▶ À compléter:
1: Dans le texte sur La Malinche, quel est le titre de l'album d'Alicia Jaraba ?
2: Recopiez le passage du texte sur La Malinche qui va de "Qui était vraiment" jusqu'à "projet solo ?", en remplaçant "Atlantique" par "Pacifique".
3: Poursuivez le texte sur La Malinche à partir de sa dernière phrase, s'il vous plaît.

▶ Texte à lire:
>>>>>

Qui était vraiment La Malinche ? Une féministe ? Une traîtresse ? Une victime ? Pour son premier album en tant qu'autrice complète, Alicia Jaraba en donne sa propre interprétation. Bâti sur de solides bases historiques, son récit offre une vision certes personnelle, et donc subjective, mais aussi passionnante. Aidé en cela par un trait semi-réaliste réhaussé de couleurs dont la chaleur amène illico presto de l'autre côté de l'Atlantique, Celle qui parle est sans aucun doute l'une des réussites de ce premier semestre 2022.
À quel moment avez-vous décidé de vous lancer dans ce projet solo ?

<<<<<

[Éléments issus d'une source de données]
>>>>>

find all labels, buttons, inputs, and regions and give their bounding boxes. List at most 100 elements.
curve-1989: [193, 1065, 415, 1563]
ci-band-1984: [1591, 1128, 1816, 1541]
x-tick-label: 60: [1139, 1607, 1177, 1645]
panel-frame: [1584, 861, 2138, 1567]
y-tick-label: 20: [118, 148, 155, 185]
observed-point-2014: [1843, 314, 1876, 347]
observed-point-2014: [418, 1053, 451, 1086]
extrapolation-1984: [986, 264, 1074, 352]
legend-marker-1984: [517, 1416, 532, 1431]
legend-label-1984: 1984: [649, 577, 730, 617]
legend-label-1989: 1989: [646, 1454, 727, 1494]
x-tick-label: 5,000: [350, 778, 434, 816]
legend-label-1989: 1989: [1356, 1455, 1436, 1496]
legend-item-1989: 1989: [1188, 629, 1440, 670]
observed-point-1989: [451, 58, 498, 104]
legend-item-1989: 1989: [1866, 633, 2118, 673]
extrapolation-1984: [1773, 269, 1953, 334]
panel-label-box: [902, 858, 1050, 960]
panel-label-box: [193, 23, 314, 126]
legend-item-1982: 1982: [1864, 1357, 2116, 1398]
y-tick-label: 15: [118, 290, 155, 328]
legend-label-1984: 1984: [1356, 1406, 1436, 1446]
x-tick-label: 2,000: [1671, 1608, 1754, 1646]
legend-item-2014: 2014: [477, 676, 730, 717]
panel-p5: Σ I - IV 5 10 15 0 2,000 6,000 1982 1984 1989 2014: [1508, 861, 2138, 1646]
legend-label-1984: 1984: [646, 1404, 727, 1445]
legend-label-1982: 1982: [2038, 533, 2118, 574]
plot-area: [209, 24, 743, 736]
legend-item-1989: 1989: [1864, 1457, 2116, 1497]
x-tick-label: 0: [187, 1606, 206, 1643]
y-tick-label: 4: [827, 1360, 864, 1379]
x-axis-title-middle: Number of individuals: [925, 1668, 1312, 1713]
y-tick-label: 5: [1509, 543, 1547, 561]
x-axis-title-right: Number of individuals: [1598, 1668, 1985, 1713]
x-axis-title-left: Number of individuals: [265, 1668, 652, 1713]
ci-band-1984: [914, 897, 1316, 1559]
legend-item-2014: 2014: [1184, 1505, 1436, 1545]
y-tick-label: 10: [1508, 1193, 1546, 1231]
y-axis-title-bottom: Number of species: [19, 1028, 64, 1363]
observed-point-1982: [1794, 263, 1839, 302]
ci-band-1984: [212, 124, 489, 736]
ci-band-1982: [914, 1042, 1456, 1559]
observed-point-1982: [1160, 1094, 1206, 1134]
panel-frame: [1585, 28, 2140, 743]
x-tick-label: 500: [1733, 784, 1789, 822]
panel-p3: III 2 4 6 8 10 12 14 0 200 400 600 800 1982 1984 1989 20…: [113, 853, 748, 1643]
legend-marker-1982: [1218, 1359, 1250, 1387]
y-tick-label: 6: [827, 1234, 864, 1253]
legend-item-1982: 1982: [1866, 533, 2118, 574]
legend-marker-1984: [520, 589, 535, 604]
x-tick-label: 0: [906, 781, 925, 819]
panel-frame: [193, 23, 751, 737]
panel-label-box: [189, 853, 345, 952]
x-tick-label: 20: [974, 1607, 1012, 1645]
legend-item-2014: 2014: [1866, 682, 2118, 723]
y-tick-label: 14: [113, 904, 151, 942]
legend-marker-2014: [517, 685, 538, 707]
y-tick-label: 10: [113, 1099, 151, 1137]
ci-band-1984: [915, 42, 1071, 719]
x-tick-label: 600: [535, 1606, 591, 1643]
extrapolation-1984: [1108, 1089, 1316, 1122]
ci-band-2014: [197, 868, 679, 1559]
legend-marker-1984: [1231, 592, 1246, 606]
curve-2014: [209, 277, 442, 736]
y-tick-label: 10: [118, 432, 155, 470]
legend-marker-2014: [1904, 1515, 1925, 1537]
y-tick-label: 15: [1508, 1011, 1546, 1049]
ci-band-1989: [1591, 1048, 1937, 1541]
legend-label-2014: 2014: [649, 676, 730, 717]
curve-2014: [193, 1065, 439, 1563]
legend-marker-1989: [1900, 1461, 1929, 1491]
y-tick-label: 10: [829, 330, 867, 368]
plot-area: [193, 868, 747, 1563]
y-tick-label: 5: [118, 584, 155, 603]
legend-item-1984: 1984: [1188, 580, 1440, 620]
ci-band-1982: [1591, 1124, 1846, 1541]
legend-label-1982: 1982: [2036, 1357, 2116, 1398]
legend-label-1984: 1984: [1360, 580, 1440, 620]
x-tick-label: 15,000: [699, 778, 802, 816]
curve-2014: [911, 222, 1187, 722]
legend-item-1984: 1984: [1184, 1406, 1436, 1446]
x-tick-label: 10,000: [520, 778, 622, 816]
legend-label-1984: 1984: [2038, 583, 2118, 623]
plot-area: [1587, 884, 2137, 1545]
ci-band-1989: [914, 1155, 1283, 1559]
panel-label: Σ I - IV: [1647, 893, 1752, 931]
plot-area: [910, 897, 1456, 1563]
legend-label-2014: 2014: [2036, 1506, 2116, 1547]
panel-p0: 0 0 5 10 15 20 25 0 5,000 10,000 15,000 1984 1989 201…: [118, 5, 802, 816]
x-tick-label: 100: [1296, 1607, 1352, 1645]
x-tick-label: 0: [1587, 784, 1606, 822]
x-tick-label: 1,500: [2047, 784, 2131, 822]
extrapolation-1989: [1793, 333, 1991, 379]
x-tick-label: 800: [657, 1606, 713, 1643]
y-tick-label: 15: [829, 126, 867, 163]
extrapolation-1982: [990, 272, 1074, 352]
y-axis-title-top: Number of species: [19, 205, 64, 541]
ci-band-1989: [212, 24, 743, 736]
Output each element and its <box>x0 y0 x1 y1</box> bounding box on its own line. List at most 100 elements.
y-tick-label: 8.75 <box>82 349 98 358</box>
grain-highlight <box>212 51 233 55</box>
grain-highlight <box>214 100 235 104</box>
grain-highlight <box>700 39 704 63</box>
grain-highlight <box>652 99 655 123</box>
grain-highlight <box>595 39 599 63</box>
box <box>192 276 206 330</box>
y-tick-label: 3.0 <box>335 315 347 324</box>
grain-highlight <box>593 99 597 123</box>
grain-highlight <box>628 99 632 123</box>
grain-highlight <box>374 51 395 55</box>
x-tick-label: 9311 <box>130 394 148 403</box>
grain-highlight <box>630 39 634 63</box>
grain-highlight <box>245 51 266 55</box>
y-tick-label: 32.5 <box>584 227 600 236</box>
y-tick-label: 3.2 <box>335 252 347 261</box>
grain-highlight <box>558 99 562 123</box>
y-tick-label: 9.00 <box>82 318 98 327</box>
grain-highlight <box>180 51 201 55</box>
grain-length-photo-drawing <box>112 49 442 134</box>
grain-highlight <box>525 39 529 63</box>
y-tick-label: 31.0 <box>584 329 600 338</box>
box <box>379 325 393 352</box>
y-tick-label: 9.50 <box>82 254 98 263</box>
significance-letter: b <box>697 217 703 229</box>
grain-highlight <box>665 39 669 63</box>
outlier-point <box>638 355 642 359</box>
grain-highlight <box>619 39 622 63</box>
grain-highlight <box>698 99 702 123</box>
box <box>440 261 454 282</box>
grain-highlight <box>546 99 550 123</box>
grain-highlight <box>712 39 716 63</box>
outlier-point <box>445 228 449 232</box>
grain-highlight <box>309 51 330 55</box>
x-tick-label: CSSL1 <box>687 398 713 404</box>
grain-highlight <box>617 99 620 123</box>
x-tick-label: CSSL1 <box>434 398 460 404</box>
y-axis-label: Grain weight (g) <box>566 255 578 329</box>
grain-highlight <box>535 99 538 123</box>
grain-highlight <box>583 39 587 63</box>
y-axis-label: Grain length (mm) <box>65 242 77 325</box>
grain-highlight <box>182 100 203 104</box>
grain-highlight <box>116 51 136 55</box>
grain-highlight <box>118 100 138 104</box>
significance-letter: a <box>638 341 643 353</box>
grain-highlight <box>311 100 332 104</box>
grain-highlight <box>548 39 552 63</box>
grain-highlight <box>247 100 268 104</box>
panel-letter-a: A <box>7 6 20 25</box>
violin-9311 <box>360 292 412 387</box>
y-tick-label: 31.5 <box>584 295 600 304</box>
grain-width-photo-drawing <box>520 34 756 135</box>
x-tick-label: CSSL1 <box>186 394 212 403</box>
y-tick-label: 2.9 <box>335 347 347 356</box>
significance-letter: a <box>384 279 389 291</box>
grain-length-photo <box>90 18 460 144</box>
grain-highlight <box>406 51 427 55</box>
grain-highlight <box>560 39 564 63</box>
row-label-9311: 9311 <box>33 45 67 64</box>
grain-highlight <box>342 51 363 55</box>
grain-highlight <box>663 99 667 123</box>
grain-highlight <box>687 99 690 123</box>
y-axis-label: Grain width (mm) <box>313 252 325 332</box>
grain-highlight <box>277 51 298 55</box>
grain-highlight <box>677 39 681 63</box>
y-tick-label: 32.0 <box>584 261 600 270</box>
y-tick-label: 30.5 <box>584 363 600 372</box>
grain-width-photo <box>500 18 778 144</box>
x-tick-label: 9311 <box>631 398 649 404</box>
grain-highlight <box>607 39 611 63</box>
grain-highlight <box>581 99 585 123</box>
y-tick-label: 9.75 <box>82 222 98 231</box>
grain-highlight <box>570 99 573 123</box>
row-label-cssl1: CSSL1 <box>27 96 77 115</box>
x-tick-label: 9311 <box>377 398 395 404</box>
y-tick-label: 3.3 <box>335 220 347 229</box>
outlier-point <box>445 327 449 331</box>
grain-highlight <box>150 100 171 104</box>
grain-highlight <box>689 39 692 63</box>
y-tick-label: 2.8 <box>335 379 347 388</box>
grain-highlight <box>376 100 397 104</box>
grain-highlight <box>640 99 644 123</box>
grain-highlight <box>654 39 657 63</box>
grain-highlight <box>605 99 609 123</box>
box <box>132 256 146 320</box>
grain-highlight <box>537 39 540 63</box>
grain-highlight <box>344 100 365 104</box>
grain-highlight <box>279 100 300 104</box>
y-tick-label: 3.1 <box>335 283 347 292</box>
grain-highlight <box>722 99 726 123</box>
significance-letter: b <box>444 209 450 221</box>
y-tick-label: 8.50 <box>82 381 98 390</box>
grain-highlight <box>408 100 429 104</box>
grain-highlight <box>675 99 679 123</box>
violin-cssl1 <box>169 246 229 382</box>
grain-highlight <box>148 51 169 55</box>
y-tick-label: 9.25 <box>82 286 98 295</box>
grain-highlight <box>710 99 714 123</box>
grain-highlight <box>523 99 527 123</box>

<<<<<

▶ Réponses attendues:
1: Celle qui parle.

2:
Qui était vraiment La Malinche ? Une féministe ? Une traîtresse ? Une victime ? Pour son premier album en tant qu'autrice complète, Alicia Jaraba en donne sa propre interprétation. Bâti sur de solides bases historiques, son récit offre une vision certes personnelle, et donc subjective, mais aussi passionnante. Aidé en cela par un trait semi-réaliste réhaussé de couleurs dont la chaleur amène illico presto de l'autre côté de l'Pacifique, Celle qui parle est sans aucun doute l'une des réussites de ce premier semestre 2022.
À quel moment avez-vous décidé de vous lancer dans ce projet solo ?

3:
Alicia Jaraba : J’ai toujours eu envie de faire une BD écrite et dessinée par moi. Mon souhait a toujours été de tout faire, d'être une autrice complète. Jusque là, je n’étais arrivée qu’à être dessinatrice, ce qui est déjà très bien, mais j’avais beaucoup de projets que j’avais préparés pour montrer aux éditeurs et aucun d’eux n’avaient marché. Mes tiroirs étaient donc pleins. J’ai eu de la chance avec celui-ci. Ce n’est pas moi qui ai décidé que c'était le bon, c’est mon éditeur, Bamboo Grand Angle, qui l'a trouvé très vite intéressant.
Quand avez-vous décidé de faire une histoire sur la vie de La Malinche, qui doit être bien plus connue en Espagne qu'en France ?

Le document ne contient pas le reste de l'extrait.